**Records from a data collection:**
_____

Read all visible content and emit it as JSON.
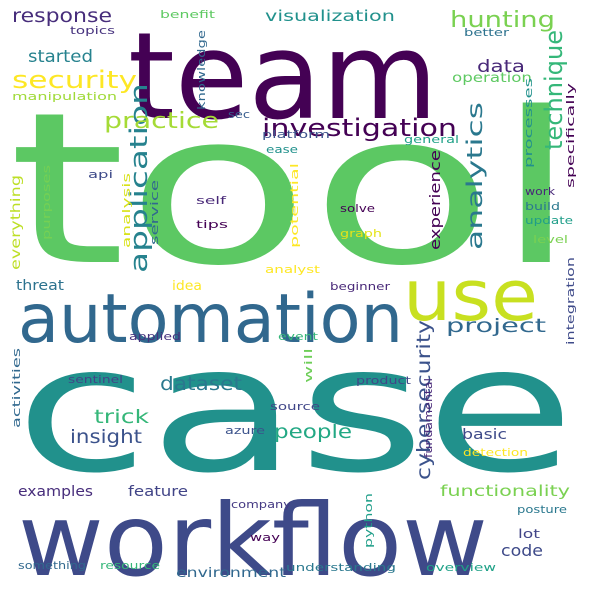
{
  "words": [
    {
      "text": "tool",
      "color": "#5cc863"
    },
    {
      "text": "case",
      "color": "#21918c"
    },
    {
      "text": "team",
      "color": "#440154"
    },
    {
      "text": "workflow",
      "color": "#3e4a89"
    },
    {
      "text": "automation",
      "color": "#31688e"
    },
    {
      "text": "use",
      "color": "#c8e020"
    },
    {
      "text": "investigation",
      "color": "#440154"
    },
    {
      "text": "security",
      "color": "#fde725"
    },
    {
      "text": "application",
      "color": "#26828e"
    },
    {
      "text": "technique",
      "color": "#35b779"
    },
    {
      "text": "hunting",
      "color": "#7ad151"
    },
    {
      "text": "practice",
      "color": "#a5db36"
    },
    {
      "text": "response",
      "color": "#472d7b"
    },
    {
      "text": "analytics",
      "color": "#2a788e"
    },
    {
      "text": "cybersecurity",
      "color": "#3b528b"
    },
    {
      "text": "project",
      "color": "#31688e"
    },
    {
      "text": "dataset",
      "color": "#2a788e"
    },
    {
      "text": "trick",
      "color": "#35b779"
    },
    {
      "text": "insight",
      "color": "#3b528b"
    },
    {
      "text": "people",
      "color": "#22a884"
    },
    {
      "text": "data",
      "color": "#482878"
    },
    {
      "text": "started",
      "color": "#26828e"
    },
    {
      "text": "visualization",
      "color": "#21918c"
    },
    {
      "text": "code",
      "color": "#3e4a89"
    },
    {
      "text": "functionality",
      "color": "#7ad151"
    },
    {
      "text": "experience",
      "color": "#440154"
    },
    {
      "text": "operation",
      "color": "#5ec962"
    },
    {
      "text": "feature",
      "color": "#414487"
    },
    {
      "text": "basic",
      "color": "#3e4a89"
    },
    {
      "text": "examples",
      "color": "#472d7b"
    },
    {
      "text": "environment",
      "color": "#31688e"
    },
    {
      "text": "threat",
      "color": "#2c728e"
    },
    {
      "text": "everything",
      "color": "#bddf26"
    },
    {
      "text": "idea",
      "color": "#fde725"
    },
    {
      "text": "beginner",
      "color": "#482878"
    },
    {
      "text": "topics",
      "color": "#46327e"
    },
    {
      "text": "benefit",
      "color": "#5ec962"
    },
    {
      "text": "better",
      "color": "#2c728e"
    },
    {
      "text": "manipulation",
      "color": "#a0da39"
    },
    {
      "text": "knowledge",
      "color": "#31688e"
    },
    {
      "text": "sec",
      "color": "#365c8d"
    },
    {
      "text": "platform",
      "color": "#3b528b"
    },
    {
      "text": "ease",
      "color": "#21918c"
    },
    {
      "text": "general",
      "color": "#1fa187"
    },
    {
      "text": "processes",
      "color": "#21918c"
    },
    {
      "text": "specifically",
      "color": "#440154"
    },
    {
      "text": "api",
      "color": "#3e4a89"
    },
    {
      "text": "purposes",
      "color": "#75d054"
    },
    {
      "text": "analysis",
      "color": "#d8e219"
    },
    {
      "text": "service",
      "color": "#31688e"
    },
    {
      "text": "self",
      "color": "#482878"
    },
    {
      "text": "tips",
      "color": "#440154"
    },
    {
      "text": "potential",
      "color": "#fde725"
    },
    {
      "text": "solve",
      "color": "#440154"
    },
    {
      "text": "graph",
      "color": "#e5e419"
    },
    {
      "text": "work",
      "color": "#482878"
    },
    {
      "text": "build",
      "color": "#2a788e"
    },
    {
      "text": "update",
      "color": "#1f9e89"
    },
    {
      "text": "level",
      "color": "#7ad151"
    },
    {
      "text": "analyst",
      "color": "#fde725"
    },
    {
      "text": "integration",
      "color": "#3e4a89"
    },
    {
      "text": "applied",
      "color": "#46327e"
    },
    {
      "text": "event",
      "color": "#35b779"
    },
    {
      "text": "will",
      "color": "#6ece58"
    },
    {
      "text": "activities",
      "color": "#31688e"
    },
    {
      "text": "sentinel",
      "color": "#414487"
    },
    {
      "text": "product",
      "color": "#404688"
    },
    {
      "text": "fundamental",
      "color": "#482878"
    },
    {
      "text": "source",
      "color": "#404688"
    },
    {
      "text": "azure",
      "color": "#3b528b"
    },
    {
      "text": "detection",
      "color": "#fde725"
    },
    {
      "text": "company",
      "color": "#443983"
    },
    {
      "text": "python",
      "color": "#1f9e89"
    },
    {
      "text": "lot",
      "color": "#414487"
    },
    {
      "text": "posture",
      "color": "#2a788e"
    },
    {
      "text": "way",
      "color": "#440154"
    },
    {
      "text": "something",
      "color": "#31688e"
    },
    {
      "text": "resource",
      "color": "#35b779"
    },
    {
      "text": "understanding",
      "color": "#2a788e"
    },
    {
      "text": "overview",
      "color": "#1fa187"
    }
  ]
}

_____

**EXERCISE:**
Repeat the material above in full and unchanged, minus its images.

**RESULT BELOW:**
Read all visible content and emit it as JSON.
{
  "words": [
    {
      "text": "tool",
      "color": "#5cc863"
    },
    {
      "text": "case",
      "color": "#21918c"
    },
    {
      "text": "team",
      "color": "#440154"
    },
    {
      "text": "workflow",
      "color": "#3e4a89"
    },
    {
      "text": "automation",
      "color": "#31688e"
    },
    {
      "text": "use",
      "color": "#c8e020"
    },
    {
      "text": "investigation",
      "color": "#440154"
    },
    {
      "text": "security",
      "color": "#fde725"
    },
    {
      "text": "application",
      "color": "#26828e"
    },
    {
      "text": "technique",
      "color": "#35b779"
    },
    {
      "text": "hunting",
      "color": "#7ad151"
    },
    {
      "text": "practice",
      "color": "#a5db36"
    },
    {
      "text": "response",
      "color": "#472d7b"
    },
    {
      "text": "analytics",
      "color": "#2a788e"
    },
    {
      "text": "cybersecurity",
      "color": "#3b528b"
    },
    {
      "text": "project",
      "color": "#31688e"
    },
    {
      "text": "dataset",
      "color": "#2a788e"
    },
    {
      "text": "trick",
      "color": "#35b779"
    },
    {
      "text": "insight",
      "color": "#3b528b"
    },
    {
      "text": "people",
      "color": "#22a884"
    },
    {
      "text": "data",
      "color": "#482878"
    },
    {
      "text": "started",
      "color": "#26828e"
    },
    {
      "text": "visualization",
      "color": "#21918c"
    },
    {
      "text": "code",
      "color": "#3e4a89"
    },
    {
      "text": "functionality",
      "color": "#7ad151"
    },
    {
      "text": "experience",
      "color": "#440154"
    },
    {
      "text": "operation",
      "color": "#5ec962"
    },
    {
      "text": "feature",
      "color": "#414487"
    },
    {
      "text": "basic",
      "color": "#3e4a89"
    },
    {
      "text": "examples",
      "color": "#472d7b"
    },
    {
      "text": "environment",
      "color": "#31688e"
    },
    {
      "text": "threat",
      "color": "#2c728e"
    },
    {
      "text": "everything",
      "color": "#bddf26"
    },
    {
      "text": "idea",
      "color": "#fde725"
    },
    {
      "text": "beginner",
      "color": "#482878"
    },
    {
      "text": "topics",
      "color": "#46327e"
    },
    {
      "text": "benefit",
      "color": "#5ec962"
    },
    {
      "text": "better",
      "color": "#2c728e"
    },
    {
      "text": "manipulation",
      "color": "#a0da39"
    },
    {
      "text": "knowledge",
      "color": "#31688e"
    },
    {
      "text": "sec",
      "color": "#365c8d"
    },
    {
      "text": "platform",
      "color": "#3b528b"
    },
    {
      "text": "ease",
      "color": "#21918c"
    },
    {
      "text": "general",
      "color": "#1fa187"
    },
    {
      "text": "processes",
      "color": "#21918c"
    },
    {
      "text": "specifically",
      "color": "#440154"
    },
    {
      "text": "api",
      "color": "#3e4a89"
    },
    {
      "text": "purposes",
      "color": "#75d054"
    },
    {
      "text": "analysis",
      "color": "#d8e219"
    },
    {
      "text": "service",
      "color": "#31688e"
    },
    {
      "text": "self",
      "color": "#482878"
    },
    {
      "text": "tips",
      "color": "#440154"
    },
    {
      "text": "potential",
      "color": "#fde725"
    },
    {
      "text": "solve",
      "color": "#440154"
    },
    {
      "text": "graph",
      "color": "#e5e419"
    },
    {
      "text": "work",
      "color": "#482878"
    },
    {
      "text": "build",
      "color": "#2a788e"
    },
    {
      "text": "update",
      "color": "#1f9e89"
    },
    {
      "text": "level",
      "color": "#7ad151"
    },
    {
      "text": "analyst",
      "color": "#fde725"
    },
    {
      "text": "integration",
      "color": "#3e4a89"
    },
    {
      "text": "applied",
      "color": "#46327e"
    },
    {
      "text": "event",
      "color": "#35b779"
    },
    {
      "text": "will",
      "color": "#6ece58"
    },
    {
      "text": "activities",
      "color": "#31688e"
    },
    {
      "text": "sentinel",
      "color": "#414487"
    },
    {
      "text": "product",
      "color": "#404688"
    },
    {
      "text": "fundamental",
      "color": "#482878"
    },
    {
      "text": "source",
      "color": "#404688"
    },
    {
      "text": "azure",
      "color": "#3b528b"
    },
    {
      "text": "detection",
      "color": "#fde725"
    },
    {
      "text": "company",
      "color": "#443983"
    },
    {
      "text": "python",
      "color": "#1f9e89"
    },
    {
      "text": "lot",
      "color": "#414487"
    },
    {
      "text": "posture",
      "color": "#2a788e"
    },
    {
      "text": "way",
      "color": "#440154"
    },
    {
      "text": "something",
      "color": "#31688e"
    },
    {
      "text": "resource",
      "color": "#35b779"
    },
    {
      "text": "understanding",
      "color": "#2a788e"
    },
    {
      "text": "overview",
      "color": "#1fa187"
    }
  ]
}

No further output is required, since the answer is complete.